What is the number of lines in these entries that include "Correlation"? Write that number and no other text.

··· Records for this task

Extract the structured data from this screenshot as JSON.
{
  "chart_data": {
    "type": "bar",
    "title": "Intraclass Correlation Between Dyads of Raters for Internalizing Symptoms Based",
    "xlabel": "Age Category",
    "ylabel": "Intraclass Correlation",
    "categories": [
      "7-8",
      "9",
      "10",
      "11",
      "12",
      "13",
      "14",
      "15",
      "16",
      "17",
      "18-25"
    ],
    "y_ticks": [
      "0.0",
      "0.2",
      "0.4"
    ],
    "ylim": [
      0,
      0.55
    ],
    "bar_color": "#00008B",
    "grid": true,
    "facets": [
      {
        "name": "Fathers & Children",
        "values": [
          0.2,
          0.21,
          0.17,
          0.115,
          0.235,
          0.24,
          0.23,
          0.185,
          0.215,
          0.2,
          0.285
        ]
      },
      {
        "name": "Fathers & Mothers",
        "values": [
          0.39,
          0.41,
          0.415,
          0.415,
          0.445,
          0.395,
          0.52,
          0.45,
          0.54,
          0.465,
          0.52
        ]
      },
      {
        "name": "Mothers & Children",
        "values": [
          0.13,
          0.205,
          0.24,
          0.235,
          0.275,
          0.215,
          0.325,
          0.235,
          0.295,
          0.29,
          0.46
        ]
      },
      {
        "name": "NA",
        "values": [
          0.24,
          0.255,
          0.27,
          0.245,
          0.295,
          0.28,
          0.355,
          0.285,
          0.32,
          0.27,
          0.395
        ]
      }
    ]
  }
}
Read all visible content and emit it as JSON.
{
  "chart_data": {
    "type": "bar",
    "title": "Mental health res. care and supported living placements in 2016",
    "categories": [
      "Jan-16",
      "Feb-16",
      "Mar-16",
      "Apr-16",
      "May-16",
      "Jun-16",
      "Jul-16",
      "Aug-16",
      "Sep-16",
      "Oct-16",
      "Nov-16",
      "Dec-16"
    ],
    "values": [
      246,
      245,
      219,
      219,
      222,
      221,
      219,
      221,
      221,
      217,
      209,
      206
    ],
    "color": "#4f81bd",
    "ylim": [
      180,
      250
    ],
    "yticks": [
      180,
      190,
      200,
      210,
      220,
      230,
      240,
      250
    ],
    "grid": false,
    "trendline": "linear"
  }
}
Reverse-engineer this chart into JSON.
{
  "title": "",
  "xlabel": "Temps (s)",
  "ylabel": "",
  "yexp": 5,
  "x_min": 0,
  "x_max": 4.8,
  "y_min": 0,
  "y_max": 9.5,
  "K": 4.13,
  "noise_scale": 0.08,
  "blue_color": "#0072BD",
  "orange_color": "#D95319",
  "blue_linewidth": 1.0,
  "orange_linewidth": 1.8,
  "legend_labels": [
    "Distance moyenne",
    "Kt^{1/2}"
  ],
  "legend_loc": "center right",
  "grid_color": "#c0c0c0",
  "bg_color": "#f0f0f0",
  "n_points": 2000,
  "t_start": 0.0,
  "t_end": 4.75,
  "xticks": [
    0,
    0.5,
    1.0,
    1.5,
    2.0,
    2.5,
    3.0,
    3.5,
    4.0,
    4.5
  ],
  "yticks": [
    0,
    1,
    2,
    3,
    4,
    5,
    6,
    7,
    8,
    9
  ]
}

······

**Exercise answer**
2